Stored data
•••••

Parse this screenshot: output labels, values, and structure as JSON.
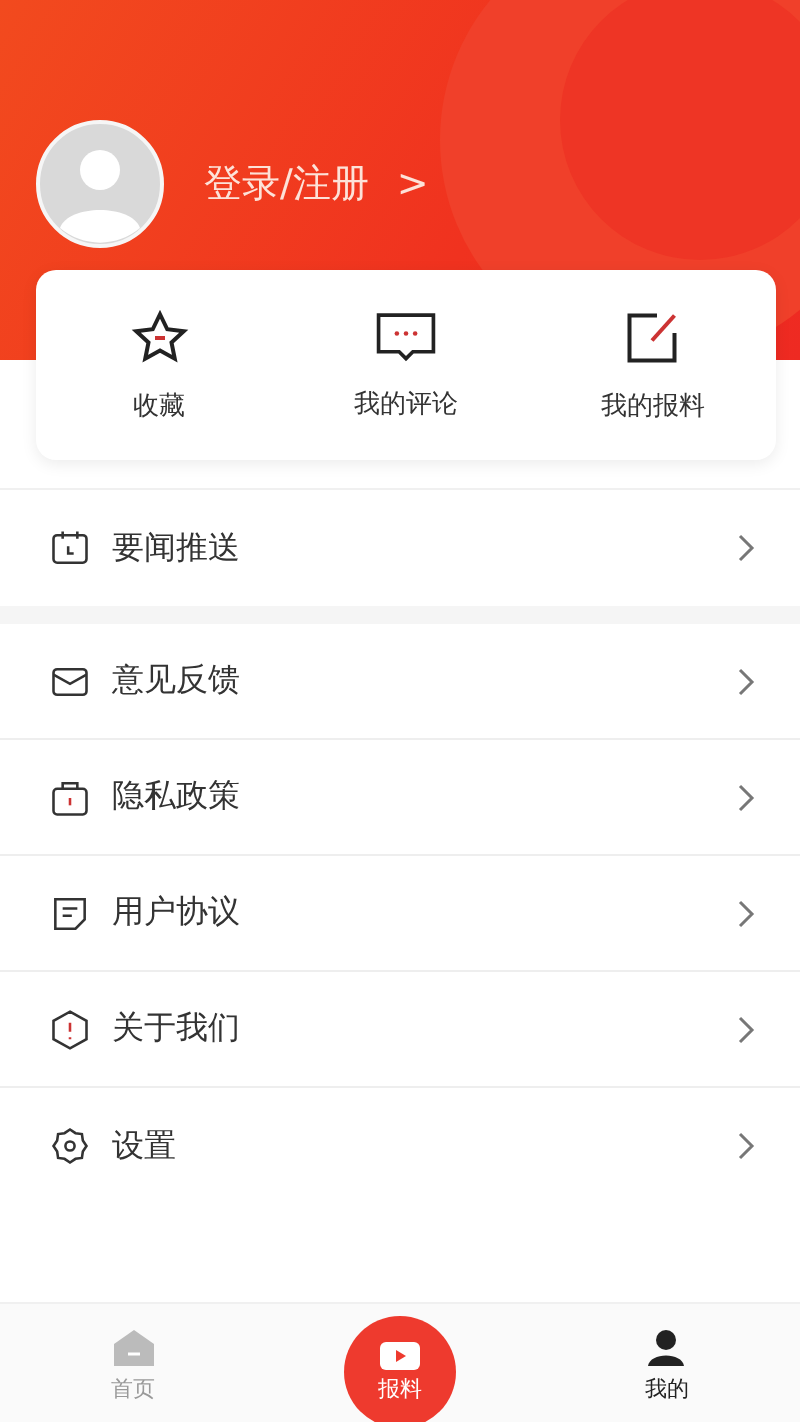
{
  "profile": {
    "login_label": "登录/注册",
    "arrow": ">"
  },
  "quick_actions": [
    {
      "label": "收藏"
    },
    {
      "label": "我的评论"
    },
    {
      "label": "我的报料"
    }
  ],
  "menu_sections": [
    {
      "items": [
        {
          "label": "要闻推送"
        }
      ]
    },
    {
      "items": [
        {
          "label": "意见反馈"
        },
        {
          "label": "隐私政策"
        },
        {
          "label": "用户协议"
        },
        {
          "label": "关于我们"
        },
        {
          "label": "设置"
        }
      ]
    }
  ],
  "bottom_nav": [
    {
      "label": "首页",
      "kind": "tab",
      "selected": false
    },
    {
      "label": "报料",
      "kind": "center",
      "selected": false
    },
    {
      "label": "我的",
      "kind": "tab",
      "selected": true
    }
  ]
}
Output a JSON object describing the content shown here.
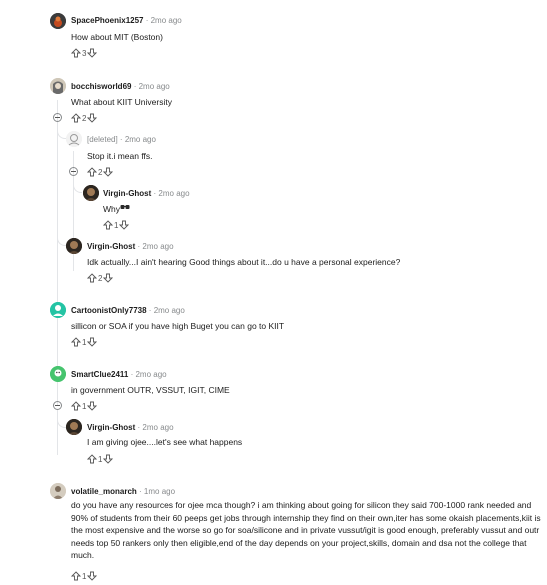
{
  "vote_icons": {
    "up": "arrow-up-icon",
    "down": "arrow-down-icon"
  },
  "comments": [
    {
      "user": "SpacePhoenix1257",
      "time": "2mo ago",
      "body": "How about MIT (Boston)",
      "votes": "3"
    },
    {
      "user": "bocchisworld69",
      "time": "2mo ago",
      "body": "What about KIIT University",
      "votes": "2"
    },
    {
      "user": "[deleted]",
      "time": "2mo ago",
      "body": "Stop it.i mean ffs.",
      "votes": "2"
    },
    {
      "user": "Virgin-Ghost",
      "time": "2mo ago",
      "body": "Why",
      "votes": "1"
    },
    {
      "user": "Virgin-Ghost",
      "time": "2mo ago",
      "body": "Idk actually...I ain't hearing Good things about it...do u have a personal experience?",
      "votes": "2"
    },
    {
      "user": "CartoonistOnly7738",
      "time": "2mo ago",
      "body": "sillicon or SOA if you have high Buget you can go to KIIT",
      "votes": "1"
    },
    {
      "user": "SmartClue2411",
      "time": "2mo ago",
      "body": "in government OUTR, VSSUT, IGIT, CIME",
      "votes": "1"
    },
    {
      "user": "Virgin-Ghost",
      "time": "2mo ago",
      "body": "I am giving ojee....let's see what happens",
      "votes": "1"
    },
    {
      "user": "volatile_monarch",
      "time": "1mo ago",
      "body": "do you have any resources for ojee mca though? i am thinking about going for silicon they said 700-1000 rank needed and 90% of students from their 60 peeps get jobs through internship they find on their own,iter has some okaish placements,kiit is the most expensive and the worse so go for soa/silicone and in private vussut/igit is good enough, preferably vussut and outr needs top 50 rankers only then eligible,end of the day depends on your project,skills, domain and dsa not the college that much.",
      "votes": "1"
    }
  ],
  "colors": {
    "time": "#878a8c",
    "thread_line": "#e3e5e8",
    "cartoonist_avatar": "#24c4a4",
    "smartclue_avatar": "#46c46e"
  }
}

•••••

### PROBLEM
Copy out the data above exactly, except the pictures.

### RESPONSE TO THIS EXERCISE
Parse this screenshot: output labels, values, and structure as JSON.
{
  "profile": {
    "login_label": "登录/注册",
    "arrow": ">"
  },
  "quick_actions": [
    {
      "label": "收藏"
    },
    {
      "label": "我的评论"
    },
    {
      "label": "我的报料"
    }
  ],
  "menu_sections": [
    {
      "items": [
        {
          "label": "要闻推送"
        }
      ]
    },
    {
      "items": [
        {
          "label": "意见反馈"
        },
        {
          "label": "隐私政策"
        },
        {
          "label": "用户协议"
        },
        {
          "label": "关于我们"
        },
        {
          "label": "设置"
        }
      ]
    }
  ],
  "bottom_nav": [
    {
      "label": "首页",
      "kind": "tab",
      "selected": false
    },
    {
      "label": "报料",
      "kind": "center",
      "selected": false
    },
    {
      "label": "我的",
      "kind": "tab",
      "selected": true
    }
  ]
}
Output a JSON object describing the content shown here.
{
  "vote_icons": {
    "up": "arrow-up-icon",
    "down": "arrow-down-icon"
  },
  "comments": [
    {
      "user": "SpacePhoenix1257",
      "time": "2mo ago",
      "body": "How about MIT (Boston)",
      "votes": "3"
    },
    {
      "user": "bocchisworld69",
      "time": "2mo ago",
      "body": "What about KIIT University",
      "votes": "2"
    },
    {
      "user": "[deleted]",
      "time": "2mo ago",
      "body": "Stop it.i mean ffs.",
      "votes": "2"
    },
    {
      "user": "Virgin-Ghost",
      "time": "2mo ago",
      "body": "Why",
      "votes": "1"
    },
    {
      "user": "Virgin-Ghost",
      "time": "2mo ago",
      "body": "Idk actually...I ain't hearing Good things about it...do u have a personal experience?",
      "votes": "2"
    },
    {
      "user": "CartoonistOnly7738",
      "time": "2mo ago",
      "body": "sillicon or SOA if you have high Buget you can go to KIIT",
      "votes": "1"
    },
    {
      "user": "SmartClue2411",
      "time": "2mo ago",
      "body": "in government OUTR, VSSUT, IGIT, CIME",
      "votes": "1"
    },
    {
      "user": "Virgin-Ghost",
      "time": "2mo ago",
      "body": "I am giving ojee....let's see what happens",
      "votes": "1"
    },
    {
      "user": "volatile_monarch",
      "time": "1mo ago",
      "body": "do you have any resources for ojee mca though? i am thinking about going for silicon they said 700-1000 rank needed and 90% of students from their 60 peeps get jobs through internship they find on their own,iter has some okaish placements,kiit is the most expensive and the worse so go for soa/silicone and in private vussut/igit is good enough, preferably vussut and outr needs top 50 rankers only then eligible,end of the day depends on your project,skills, domain and dsa not the college that much.",
      "votes": "1"
    }
  ],
  "colors": {
    "time": "#878a8c",
    "thread_line": "#e3e5e8",
    "cartoonist_avatar": "#24c4a4",
    "smartclue_avatar": "#46c46e"
  }
}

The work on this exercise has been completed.